- Exercise details
Leave out the pictures and transcribe the rest of the records exactly.

- Given information
--*--
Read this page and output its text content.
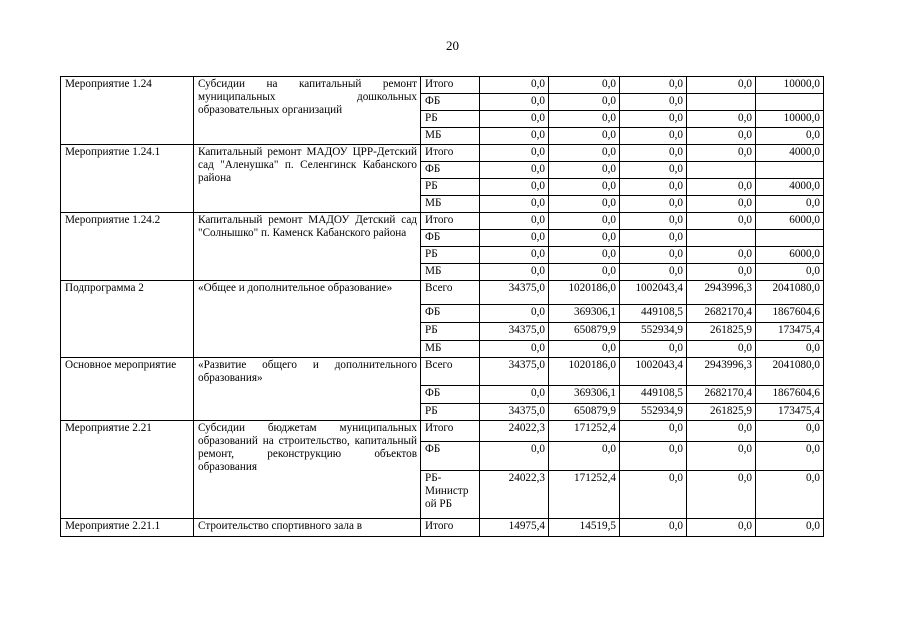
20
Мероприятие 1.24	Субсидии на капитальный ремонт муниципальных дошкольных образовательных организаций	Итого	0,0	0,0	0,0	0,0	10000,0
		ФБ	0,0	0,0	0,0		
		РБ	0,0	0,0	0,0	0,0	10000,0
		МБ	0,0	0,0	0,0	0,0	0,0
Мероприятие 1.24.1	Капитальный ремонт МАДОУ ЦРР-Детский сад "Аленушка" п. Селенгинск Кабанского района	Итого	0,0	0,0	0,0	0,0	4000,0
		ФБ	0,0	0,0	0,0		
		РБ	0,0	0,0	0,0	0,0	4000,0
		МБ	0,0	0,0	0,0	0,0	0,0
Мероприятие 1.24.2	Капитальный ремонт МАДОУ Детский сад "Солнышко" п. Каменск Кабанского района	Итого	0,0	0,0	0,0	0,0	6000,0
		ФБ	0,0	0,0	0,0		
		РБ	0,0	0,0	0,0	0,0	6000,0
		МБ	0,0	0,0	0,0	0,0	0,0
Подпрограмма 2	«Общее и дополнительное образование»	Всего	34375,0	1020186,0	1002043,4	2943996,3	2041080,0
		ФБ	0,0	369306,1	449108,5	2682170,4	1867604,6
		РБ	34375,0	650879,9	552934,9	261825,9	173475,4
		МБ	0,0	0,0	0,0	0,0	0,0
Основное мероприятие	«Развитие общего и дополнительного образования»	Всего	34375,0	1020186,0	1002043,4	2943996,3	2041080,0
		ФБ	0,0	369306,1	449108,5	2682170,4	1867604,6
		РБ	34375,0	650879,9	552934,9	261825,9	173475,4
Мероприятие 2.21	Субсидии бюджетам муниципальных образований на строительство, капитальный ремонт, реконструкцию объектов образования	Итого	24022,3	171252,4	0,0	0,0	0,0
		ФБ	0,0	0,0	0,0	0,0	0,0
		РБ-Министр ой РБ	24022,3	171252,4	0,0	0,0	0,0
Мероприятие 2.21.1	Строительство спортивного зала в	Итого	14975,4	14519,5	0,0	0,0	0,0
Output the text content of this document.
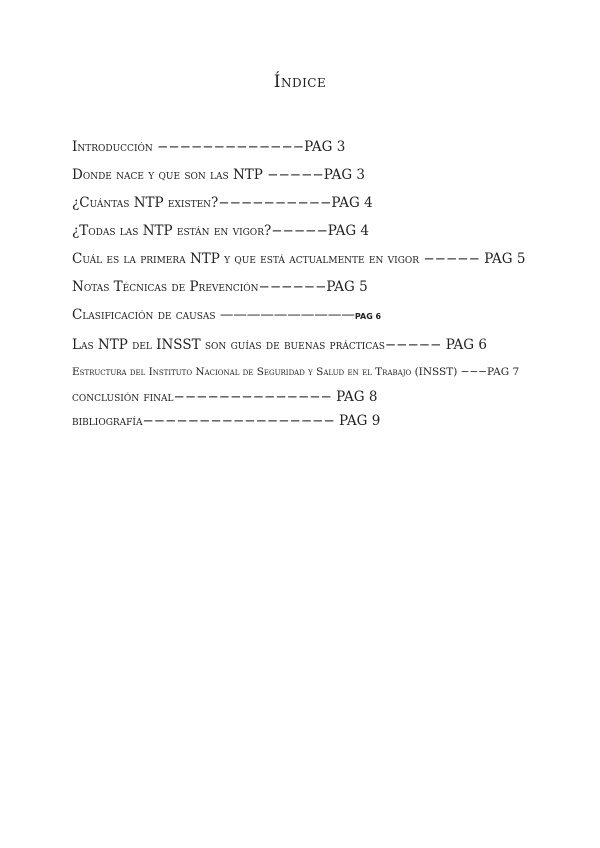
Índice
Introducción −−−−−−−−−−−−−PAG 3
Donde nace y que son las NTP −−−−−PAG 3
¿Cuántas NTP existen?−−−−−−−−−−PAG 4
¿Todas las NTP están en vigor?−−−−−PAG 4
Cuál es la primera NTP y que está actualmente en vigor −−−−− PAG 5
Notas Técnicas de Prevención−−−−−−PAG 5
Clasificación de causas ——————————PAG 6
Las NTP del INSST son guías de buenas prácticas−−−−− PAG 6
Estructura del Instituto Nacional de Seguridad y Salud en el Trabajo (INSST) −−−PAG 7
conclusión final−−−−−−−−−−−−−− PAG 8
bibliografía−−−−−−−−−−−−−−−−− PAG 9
--*--
- Solution below
Read this page and output its text content.
20
Мероприятие 1.24	Субсидии на капитальный ремонт муниципальных дошкольных образовательных организаций	Итого	0,0	0,0	0,0	0,0	10000,0
		ФБ	0,0	0,0	0,0		
		РБ	0,0	0,0	0,0	0,0	10000,0
		МБ	0,0	0,0	0,0	0,0	0,0
Мероприятие 1.24.1	Капитальный ремонт МАДОУ ЦРР-Детский сад "Аленушка" п. Селенгинск Кабанского района	Итого	0,0	0,0	0,0	0,0	4000,0
		ФБ	0,0	0,0	0,0		
		РБ	0,0	0,0	0,0	0,0	4000,0
		МБ	0,0	0,0	0,0	0,0	0,0
Мероприятие 1.24.2	Капитальный ремонт МАДОУ Детский сад "Солнышко" п. Каменск Кабанского района	Итого	0,0	0,0	0,0	0,0	6000,0
		ФБ	0,0	0,0	0,0		
		РБ	0,0	0,0	0,0	0,0	6000,0
		МБ	0,0	0,0	0,0	0,0	0,0
Подпрограмма 2	«Общее и дополнительное образование»	Всего	34375,0	1020186,0	1002043,4	2943996,3	2041080,0
		ФБ	0,0	369306,1	449108,5	2682170,4	1867604,6
		РБ	34375,0	650879,9	552934,9	261825,9	173475,4
		МБ	0,0	0,0	0,0	0,0	0,0
Основное мероприятие	«Развитие общего и дополнительного образования»	Всего	34375,0	1020186,0	1002043,4	2943996,3	2041080,0
		ФБ	0,0	369306,1	449108,5	2682170,4	1867604,6
		РБ	34375,0	650879,9	552934,9	261825,9	173475,4
Мероприятие 2.21	Субсидии бюджетам муниципальных образований на строительство, капитальный ремонт, реконструкцию объектов образования	Итого	24022,3	171252,4	0,0	0,0	0,0
		ФБ	0,0	0,0	0,0	0,0	0,0
		РБ-Министр ой РБ	24022,3	171252,4	0,0	0,0	0,0
Мероприятие 2.21.1	Строительство спортивного зала в	Итого	14975,4	14519,5	0,0	0,0	0,0
Output the text content of this document.
Índice
Introducción −−−−−−−−−−−−−PAG 3
Donde nace y que son las NTP −−−−−PAG 3
¿Cuántas NTP existen?−−−−−−−−−−PAG 4
¿Todas las NTP están en vigor?−−−−−PAG 4
Cuál es la primera NTP y que está actualmente en vigor −−−−− PAG 5
Notas Técnicas de Prevención−−−−−−PAG 5
Clasificación de causas ——————————PAG 6
Las NTP del INSST son guías de buenas prácticas−−−−− PAG 6
Estructura del Instituto Nacional de Seguridad y Salud en el Trabajo (INSST) −−−PAG 7
conclusión final−−−−−−−−−−−−−− PAG 8
bibliografía−−−−−−−−−−−−−−−−− PAG 9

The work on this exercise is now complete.